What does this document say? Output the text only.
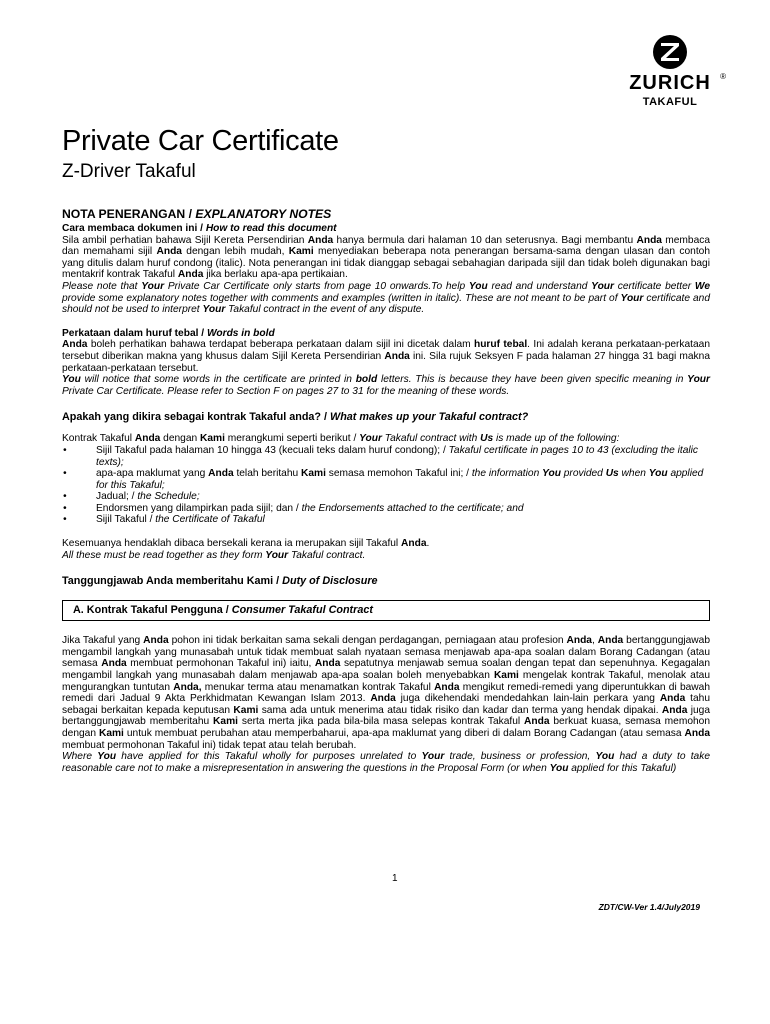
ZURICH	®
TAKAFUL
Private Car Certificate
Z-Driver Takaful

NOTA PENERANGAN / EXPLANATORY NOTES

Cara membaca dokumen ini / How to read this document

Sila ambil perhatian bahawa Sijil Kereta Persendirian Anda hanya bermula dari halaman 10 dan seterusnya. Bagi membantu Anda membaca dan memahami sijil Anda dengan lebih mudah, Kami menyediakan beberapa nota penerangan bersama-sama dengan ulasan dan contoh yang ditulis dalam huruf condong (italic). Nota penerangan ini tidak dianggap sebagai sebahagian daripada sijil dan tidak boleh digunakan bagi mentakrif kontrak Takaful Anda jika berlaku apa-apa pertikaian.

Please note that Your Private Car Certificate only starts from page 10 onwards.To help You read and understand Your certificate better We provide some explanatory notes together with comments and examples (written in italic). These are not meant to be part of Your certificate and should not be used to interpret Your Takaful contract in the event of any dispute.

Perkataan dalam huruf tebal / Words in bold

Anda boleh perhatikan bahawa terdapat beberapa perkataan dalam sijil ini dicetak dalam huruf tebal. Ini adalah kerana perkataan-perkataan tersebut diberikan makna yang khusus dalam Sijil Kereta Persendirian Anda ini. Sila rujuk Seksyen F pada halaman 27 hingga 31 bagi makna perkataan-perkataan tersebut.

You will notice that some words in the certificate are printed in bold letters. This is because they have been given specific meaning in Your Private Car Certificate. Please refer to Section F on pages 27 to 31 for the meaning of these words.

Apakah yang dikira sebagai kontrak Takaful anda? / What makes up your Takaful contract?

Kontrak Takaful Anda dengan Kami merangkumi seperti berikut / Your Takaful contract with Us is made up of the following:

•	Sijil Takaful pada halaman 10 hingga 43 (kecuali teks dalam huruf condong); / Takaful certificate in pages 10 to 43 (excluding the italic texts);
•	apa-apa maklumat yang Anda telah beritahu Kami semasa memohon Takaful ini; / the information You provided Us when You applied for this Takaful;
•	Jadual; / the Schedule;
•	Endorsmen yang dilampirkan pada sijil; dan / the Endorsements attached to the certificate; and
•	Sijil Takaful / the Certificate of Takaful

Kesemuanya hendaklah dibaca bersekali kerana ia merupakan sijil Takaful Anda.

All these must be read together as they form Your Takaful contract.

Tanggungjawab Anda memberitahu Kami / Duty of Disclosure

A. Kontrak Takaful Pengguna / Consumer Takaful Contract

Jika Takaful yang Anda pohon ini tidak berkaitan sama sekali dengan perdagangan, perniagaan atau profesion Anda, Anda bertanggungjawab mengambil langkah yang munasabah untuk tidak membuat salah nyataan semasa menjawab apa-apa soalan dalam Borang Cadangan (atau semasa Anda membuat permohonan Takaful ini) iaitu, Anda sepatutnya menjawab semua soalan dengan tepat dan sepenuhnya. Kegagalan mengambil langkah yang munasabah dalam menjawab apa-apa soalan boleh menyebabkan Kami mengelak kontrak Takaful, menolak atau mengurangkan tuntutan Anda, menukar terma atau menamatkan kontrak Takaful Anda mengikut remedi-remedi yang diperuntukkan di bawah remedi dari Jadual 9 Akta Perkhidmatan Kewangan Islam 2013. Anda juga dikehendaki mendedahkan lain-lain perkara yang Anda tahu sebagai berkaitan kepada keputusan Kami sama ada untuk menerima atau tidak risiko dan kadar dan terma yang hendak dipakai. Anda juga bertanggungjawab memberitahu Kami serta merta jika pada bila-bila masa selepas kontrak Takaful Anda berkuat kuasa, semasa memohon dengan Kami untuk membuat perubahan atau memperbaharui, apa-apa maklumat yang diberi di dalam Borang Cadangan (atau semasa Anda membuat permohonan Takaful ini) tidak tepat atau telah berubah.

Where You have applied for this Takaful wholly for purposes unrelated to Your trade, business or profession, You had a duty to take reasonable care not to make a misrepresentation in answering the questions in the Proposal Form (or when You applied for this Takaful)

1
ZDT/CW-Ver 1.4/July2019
***
#### Given task:
Leaving all pictures aside, quote each record exactly.

#### Answer to this exercise:
What does this document say? Output the text only.
ZURICH	®
TAKAFUL
Private Car Certificate
Z-Driver Takaful

NOTA PENERANGAN / EXPLANATORY NOTES

Cara membaca dokumen ini / How to read this document

Sila ambil perhatian bahawa Sijil Kereta Persendirian Anda hanya bermula dari halaman 10 dan seterusnya. Bagi membantu Anda membaca dan memahami sijil Anda dengan lebih mudah, Kami menyediakan beberapa nota penerangan bersama-sama dengan ulasan dan contoh yang ditulis dalam huruf condong (italic). Nota penerangan ini tidak dianggap sebagai sebahagian daripada sijil dan tidak boleh digunakan bagi mentakrif kontrak Takaful Anda jika berlaku apa-apa pertikaian.

Please note that Your Private Car Certificate only starts from page 10 onwards.To help You read and understand Your certificate better We provide some explanatory notes together with comments and examples (written in italic). These are not meant to be part of Your certificate and should not be used to interpret Your Takaful contract in the event of any dispute.

Perkataan dalam huruf tebal / Words in bold

Anda boleh perhatikan bahawa terdapat beberapa perkataan dalam sijil ini dicetak dalam huruf tebal. Ini adalah kerana perkataan-perkataan tersebut diberikan makna yang khusus dalam Sijil Kereta Persendirian Anda ini. Sila rujuk Seksyen F pada halaman 27 hingga 31 bagi makna perkataan-perkataan tersebut.

You will notice that some words in the certificate are printed in bold letters. This is because they have been given specific meaning in Your Private Car Certificate. Please refer to Section F on pages 27 to 31 for the meaning of these words.

Apakah yang dikira sebagai kontrak Takaful anda? / What makes up your Takaful contract?

Kontrak Takaful Anda dengan Kami merangkumi seperti berikut / Your Takaful contract with Us is made up of the following:

•	Sijil Takaful pada halaman 10 hingga 43 (kecuali teks dalam huruf condong); / Takaful certificate in pages 10 to 43 (excluding the italic texts);
•	apa-apa maklumat yang Anda telah beritahu Kami semasa memohon Takaful ini; / the information You provided Us when You applied for this Takaful;
•	Jadual; / the Schedule;
•	Endorsmen yang dilampirkan pada sijil; dan / the Endorsements attached to the certificate; and
•	Sijil Takaful / the Certificate of Takaful

Kesemuanya hendaklah dibaca bersekali kerana ia merupakan sijil Takaful Anda.

All these must be read together as they form Your Takaful contract.

Tanggungjawab Anda memberitahu Kami / Duty of Disclosure

A. Kontrak Takaful Pengguna / Consumer Takaful Contract

Jika Takaful yang Anda pohon ini tidak berkaitan sama sekali dengan perdagangan, perniagaan atau profesion Anda, Anda bertanggungjawab mengambil langkah yang munasabah untuk tidak membuat salah nyataan semasa menjawab apa-apa soalan dalam Borang Cadangan (atau semasa Anda membuat permohonan Takaful ini) iaitu, Anda sepatutnya menjawab semua soalan dengan tepat dan sepenuhnya. Kegagalan mengambil langkah yang munasabah dalam menjawab apa-apa soalan boleh menyebabkan Kami mengelak kontrak Takaful, menolak atau mengurangkan tuntutan Anda, menukar terma atau menamatkan kontrak Takaful Anda mengikut remedi-remedi yang diperuntukkan di bawah remedi dari Jadual 9 Akta Perkhidmatan Kewangan Islam 2013. Anda juga dikehendaki mendedahkan lain-lain perkara yang Anda tahu sebagai berkaitan kepada keputusan Kami sama ada untuk menerima atau tidak risiko dan kadar dan terma yang hendak dipakai. Anda juga bertanggungjawab memberitahu Kami serta merta jika pada bila-bila masa selepas kontrak Takaful Anda berkuat kuasa, semasa memohon dengan Kami untuk membuat perubahan atau memperbaharui, apa-apa maklumat yang diberi di dalam Borang Cadangan (atau semasa Anda membuat permohonan Takaful ini) tidak tepat atau telah berubah.

Where You have applied for this Takaful wholly for purposes unrelated to Your trade, business or profession, You had a duty to take reasonable care not to make a misrepresentation in answering the questions in the Proposal Form (or when You applied for this Takaful)

1
ZDT/CW-Ver 1.4/July2019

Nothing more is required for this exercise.